Task details >> Count the lines below that contain the word "discount". Give only the number.
++++ Record list
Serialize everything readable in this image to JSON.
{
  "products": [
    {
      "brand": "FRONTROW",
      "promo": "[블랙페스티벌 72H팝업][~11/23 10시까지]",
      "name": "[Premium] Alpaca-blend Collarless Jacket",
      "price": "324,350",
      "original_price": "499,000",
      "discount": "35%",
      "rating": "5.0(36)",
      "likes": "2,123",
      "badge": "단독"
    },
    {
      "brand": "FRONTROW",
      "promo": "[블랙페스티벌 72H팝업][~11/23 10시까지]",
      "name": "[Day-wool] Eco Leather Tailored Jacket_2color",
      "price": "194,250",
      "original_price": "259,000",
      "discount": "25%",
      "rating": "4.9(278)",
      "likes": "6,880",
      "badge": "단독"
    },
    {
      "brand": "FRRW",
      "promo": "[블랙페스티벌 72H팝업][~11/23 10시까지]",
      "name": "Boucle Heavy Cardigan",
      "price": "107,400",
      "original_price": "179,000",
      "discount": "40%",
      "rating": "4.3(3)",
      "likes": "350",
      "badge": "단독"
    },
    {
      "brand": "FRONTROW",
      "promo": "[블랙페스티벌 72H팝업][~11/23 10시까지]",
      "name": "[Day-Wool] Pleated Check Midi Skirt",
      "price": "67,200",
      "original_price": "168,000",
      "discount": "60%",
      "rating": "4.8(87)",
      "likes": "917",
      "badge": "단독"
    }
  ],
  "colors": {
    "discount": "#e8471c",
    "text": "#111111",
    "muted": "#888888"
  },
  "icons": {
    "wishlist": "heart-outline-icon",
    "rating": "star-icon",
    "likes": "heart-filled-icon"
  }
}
++++++++
Task answer >> 5